Goal of the exercise: Retype each of the following entries line for line, reproducing every character without alteration.

Element location listings
[Begin]
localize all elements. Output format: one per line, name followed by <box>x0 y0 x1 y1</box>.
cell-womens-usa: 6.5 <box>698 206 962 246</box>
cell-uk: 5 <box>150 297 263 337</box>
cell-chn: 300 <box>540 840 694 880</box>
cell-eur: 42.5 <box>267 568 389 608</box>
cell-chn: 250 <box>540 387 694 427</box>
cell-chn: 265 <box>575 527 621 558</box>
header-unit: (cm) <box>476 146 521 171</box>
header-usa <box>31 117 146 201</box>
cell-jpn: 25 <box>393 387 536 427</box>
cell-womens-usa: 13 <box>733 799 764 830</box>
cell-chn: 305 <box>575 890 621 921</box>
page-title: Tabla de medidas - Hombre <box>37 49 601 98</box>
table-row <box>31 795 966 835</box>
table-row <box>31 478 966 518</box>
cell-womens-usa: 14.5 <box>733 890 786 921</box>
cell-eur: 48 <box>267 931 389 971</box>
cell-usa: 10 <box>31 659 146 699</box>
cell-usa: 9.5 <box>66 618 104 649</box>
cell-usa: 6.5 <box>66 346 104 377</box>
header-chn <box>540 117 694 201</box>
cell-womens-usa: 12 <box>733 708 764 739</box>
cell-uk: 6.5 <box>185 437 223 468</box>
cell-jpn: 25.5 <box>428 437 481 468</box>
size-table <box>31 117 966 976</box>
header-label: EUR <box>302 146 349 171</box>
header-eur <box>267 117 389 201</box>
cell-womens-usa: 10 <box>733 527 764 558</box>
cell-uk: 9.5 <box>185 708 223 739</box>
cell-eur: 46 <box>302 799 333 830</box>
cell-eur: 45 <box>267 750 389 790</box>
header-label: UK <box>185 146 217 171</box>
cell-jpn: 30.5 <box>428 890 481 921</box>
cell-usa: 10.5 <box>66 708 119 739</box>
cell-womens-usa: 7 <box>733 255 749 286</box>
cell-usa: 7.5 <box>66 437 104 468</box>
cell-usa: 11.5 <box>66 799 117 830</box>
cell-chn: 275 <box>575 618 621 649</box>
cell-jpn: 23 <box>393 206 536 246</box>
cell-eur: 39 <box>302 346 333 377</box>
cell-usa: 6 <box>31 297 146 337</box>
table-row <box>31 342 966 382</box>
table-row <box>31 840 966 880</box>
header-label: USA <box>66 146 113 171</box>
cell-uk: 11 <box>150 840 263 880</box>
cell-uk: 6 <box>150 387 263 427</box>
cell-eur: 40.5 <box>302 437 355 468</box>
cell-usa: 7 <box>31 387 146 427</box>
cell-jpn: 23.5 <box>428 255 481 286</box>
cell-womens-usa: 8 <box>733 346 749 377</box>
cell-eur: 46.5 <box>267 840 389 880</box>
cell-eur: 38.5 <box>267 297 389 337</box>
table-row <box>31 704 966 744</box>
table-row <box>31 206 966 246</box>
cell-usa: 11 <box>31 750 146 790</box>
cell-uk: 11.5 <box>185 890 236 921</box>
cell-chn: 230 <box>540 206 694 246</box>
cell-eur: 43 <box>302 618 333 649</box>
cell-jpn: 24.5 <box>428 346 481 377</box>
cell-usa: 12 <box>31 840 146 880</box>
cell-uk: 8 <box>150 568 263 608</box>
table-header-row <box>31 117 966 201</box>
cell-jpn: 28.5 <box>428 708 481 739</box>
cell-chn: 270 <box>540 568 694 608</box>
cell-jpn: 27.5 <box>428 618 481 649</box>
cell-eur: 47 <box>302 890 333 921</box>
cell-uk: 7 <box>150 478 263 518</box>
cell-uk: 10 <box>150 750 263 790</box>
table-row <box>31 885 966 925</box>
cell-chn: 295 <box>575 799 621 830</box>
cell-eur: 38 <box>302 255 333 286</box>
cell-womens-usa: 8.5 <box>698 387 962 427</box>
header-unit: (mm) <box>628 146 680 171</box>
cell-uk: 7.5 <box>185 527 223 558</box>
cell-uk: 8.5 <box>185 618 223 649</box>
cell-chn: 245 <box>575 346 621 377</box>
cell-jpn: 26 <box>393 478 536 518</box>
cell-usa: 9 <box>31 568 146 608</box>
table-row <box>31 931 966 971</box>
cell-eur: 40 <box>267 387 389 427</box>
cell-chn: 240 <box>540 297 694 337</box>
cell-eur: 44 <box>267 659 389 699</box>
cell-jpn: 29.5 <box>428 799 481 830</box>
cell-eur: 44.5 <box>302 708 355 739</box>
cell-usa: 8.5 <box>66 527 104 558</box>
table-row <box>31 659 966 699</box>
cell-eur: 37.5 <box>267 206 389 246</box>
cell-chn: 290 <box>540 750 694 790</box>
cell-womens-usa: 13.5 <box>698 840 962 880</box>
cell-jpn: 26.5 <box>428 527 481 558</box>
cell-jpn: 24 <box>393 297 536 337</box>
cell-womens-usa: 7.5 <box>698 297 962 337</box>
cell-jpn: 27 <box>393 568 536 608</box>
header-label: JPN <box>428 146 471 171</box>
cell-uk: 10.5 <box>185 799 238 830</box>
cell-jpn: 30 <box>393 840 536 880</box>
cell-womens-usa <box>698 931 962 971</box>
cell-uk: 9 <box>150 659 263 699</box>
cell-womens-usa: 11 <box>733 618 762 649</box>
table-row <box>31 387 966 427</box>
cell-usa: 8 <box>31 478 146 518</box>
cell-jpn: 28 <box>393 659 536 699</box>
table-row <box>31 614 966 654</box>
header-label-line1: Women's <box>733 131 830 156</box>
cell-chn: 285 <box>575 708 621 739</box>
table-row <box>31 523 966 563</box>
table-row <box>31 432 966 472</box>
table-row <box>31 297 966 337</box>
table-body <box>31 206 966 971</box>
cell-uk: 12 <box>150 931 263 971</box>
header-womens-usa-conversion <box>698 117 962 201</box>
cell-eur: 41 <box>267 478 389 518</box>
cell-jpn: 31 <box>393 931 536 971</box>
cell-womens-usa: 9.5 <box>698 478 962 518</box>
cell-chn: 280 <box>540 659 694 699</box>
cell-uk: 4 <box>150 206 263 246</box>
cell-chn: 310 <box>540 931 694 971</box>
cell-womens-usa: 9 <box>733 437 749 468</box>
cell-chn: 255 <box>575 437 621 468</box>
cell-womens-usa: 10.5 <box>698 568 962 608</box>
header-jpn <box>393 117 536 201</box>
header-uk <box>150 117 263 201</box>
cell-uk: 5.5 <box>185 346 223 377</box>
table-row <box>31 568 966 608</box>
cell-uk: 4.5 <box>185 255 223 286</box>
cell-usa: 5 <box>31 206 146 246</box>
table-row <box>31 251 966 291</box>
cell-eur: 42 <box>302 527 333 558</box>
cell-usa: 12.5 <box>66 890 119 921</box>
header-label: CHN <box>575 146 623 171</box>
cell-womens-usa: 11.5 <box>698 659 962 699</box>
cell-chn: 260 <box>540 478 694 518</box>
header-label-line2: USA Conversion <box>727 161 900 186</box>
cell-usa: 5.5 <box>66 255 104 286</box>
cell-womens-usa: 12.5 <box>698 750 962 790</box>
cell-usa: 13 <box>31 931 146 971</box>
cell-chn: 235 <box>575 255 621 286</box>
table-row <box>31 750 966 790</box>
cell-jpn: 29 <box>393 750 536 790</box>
[End]
Correct answer:
localize all elements. Output format: one per line, name followed by <box>x0 y0 x1 y1</box>.
cell-womens-usa: 6.5 <box>698 206 962 246</box>
cell-uk: 5 <box>150 297 263 337</box>
cell-chn: 300 <box>540 840 694 880</box>
cell-eur: 42.5 <box>267 568 389 608</box>
cell-chn: 250 <box>540 387 694 427</box>
cell-chn: 265 <box>575 527 621 558</box>
header-unit: (cm) <box>476 146 521 171</box>
header-usa <box>31 117 146 201</box>
cell-jpn: 25 <box>393 387 536 427</box>
cell-womens-usa: 13 <box>733 799 764 830</box>
cell-chn: 305 <box>575 890 621 921</box>
page-title: Tabla de medidas - Hombre <box>37 49 601 98</box>
table-row <box>31 795 966 835</box>
table-row <box>31 478 966 518</box>
cell-womens-usa: 14.5 <box>733 890 786 921</box>
cell-eur: 48 <box>267 931 389 971</box>
cell-usa: 10 <box>31 659 146 699</box>
cell-usa: 9.5 <box>66 618 104 649</box>
cell-usa: 6.5 <box>66 346 104 377</box>
header-chn <box>540 117 694 201</box>
cell-womens-usa: 12 <box>733 708 764 739</box>
cell-uk: 6.5 <box>185 437 223 468</box>
cell-jpn: 25.5 <box>428 437 481 468</box>
size-table <box>31 117 966 976</box>
header-label: EUR <box>302 146 349 171</box>
header-eur <box>267 117 389 201</box>
cell-womens-usa: 10 <box>733 527 764 558</box>
cell-uk: 9.5 <box>185 708 223 739</box>
cell-eur: 46 <box>302 799 333 830</box>
cell-eur: 45 <box>267 750 389 790</box>
header-label: UK <box>185 146 217 171</box>
cell-jpn: 30.5 <box>428 890 481 921</box>
cell-usa: 10.5 <box>66 708 119 739</box>
cell-womens-usa: 7 <box>733 255 749 286</box>
cell-usa: 7.5 <box>66 437 104 468</box>
cell-usa: 11.5 <box>66 799 117 830</box>
cell-chn: 275 <box>575 618 621 649</box>
cell-jpn: 23 <box>393 206 536 246</box>
cell-eur: 39 <box>302 346 333 377</box>
cell-usa: 6 <box>31 297 146 337</box>
table-row <box>31 342 966 382</box>
table-row <box>31 840 966 880</box>
header-label: USA <box>66 146 113 171</box>
cell-uk: 11 <box>150 840 263 880</box>
cell-uk: 6 <box>150 387 263 427</box>
cell-eur: 40.5 <box>302 437 355 468</box>
cell-usa: 7 <box>31 387 146 427</box>
cell-jpn: 23.5 <box>428 255 481 286</box>
cell-womens-usa: 8 <box>733 346 749 377</box>
cell-eur: 46.5 <box>267 840 389 880</box>
cell-eur: 38.5 <box>267 297 389 337</box>
table-row <box>31 704 966 744</box>
table-row <box>31 206 966 246</box>
cell-usa: 11 <box>31 750 146 790</box>
cell-uk: 11.5 <box>185 890 236 921</box>
cell-chn: 230 <box>540 206 694 246</box>
cell-eur: 43 <box>302 618 333 649</box>
cell-jpn: 24.5 <box>428 346 481 377</box>
cell-usa: 12 <box>31 840 146 880</box>
cell-uk: 8 <box>150 568 263 608</box>
table-header-row <box>31 117 966 201</box>
cell-jpn: 28.5 <box>428 708 481 739</box>
cell-chn: 270 <box>540 568 694 608</box>
cell-jpn: 27.5 <box>428 618 481 649</box>
cell-eur: 47 <box>302 890 333 921</box>
cell-uk: 7 <box>150 478 263 518</box>
cell-uk: 10 <box>150 750 263 790</box>
table-row <box>31 885 966 925</box>
cell-chn: 295 <box>575 799 621 830</box>
cell-eur: 38 <box>302 255 333 286</box>
cell-womens-usa: 8.5 <box>698 387 962 427</box>
header-unit: (mm) <box>628 146 680 171</box>
cell-uk: 7.5 <box>185 527 223 558</box>
cell-uk: 8.5 <box>185 618 223 649</box>
cell-chn: 245 <box>575 346 621 377</box>
cell-jpn: 26 <box>393 478 536 518</box>
cell-usa: 9 <box>31 568 146 608</box>
table-row <box>31 931 966 971</box>
cell-eur: 40 <box>267 387 389 427</box>
cell-chn: 240 <box>540 297 694 337</box>
cell-eur: 44 <box>267 659 389 699</box>
cell-jpn: 29.5 <box>428 799 481 830</box>
cell-eur: 44.5 <box>302 708 355 739</box>
cell-usa: 8.5 <box>66 527 104 558</box>
table-row <box>31 659 966 699</box>
cell-eur: 37.5 <box>267 206 389 246</box>
cell-chn: 290 <box>540 750 694 790</box>
cell-womens-usa: 13.5 <box>698 840 962 880</box>
cell-jpn: 26.5 <box>428 527 481 558</box>
cell-jpn: 24 <box>393 297 536 337</box>
cell-womens-usa: 7.5 <box>698 297 962 337</box>
cell-jpn: 27 <box>393 568 536 608</box>
header-label: JPN <box>428 146 471 171</box>
cell-uk: 10.5 <box>185 799 238 830</box>
cell-jpn: 30 <box>393 840 536 880</box>
cell-womens-usa <box>698 931 962 971</box>
cell-uk: 9 <box>150 659 263 699</box>
cell-womens-usa: 11 <box>733 618 762 649</box>
table-row <box>31 387 966 427</box>
cell-usa: 8 <box>31 478 146 518</box>
cell-jpn: 28 <box>393 659 536 699</box>
table-row <box>31 614 966 654</box>
header-label-line1: Women's <box>733 131 830 156</box>
cell-chn: 285 <box>575 708 621 739</box>
table-row <box>31 523 966 563</box>
table-row <box>31 432 966 472</box>
table-row <box>31 297 966 337</box>
table-body <box>31 206 966 971</box>
cell-uk: 12 <box>150 931 263 971</box>
header-womens-usa-conversion <box>698 117 962 201</box>
cell-eur: 41 <box>267 478 389 518</box>
cell-jpn: 31 <box>393 931 536 971</box>
cell-womens-usa: 9.5 <box>698 478 962 518</box>
cell-chn: 280 <box>540 659 694 699</box>
cell-uk: 4 <box>150 206 263 246</box>
cell-chn: 310 <box>540 931 694 971</box>
cell-womens-usa: 9 <box>733 437 749 468</box>
cell-chn: 255 <box>575 437 621 468</box>
cell-womens-usa: 10.5 <box>698 568 962 608</box>
header-jpn <box>393 117 536 201</box>
header-uk <box>150 117 263 201</box>
cell-uk: 5.5 <box>185 346 223 377</box>
table-row <box>31 568 966 608</box>
cell-uk: 4.5 <box>185 255 223 286</box>
cell-usa: 5 <box>31 206 146 246</box>
table-row <box>31 251 966 291</box>
cell-eur: 42 <box>302 527 333 558</box>
cell-usa: 12.5 <box>66 890 119 921</box>
header-label: CHN <box>575 146 623 171</box>
cell-womens-usa: 11.5 <box>698 659 962 699</box>
cell-chn: 260 <box>540 478 694 518</box>
header-label-line2: USA Conversion <box>727 161 900 186</box>
cell-usa: 5.5 <box>66 255 104 286</box>
cell-womens-usa: 12.5 <box>698 750 962 790</box>
cell-usa: 13 <box>31 931 146 971</box>
cell-chn: 235 <box>575 255 621 286</box>
table-row <box>31 750 966 790</box>
cell-jpn: 29 <box>393 750 536 790</box>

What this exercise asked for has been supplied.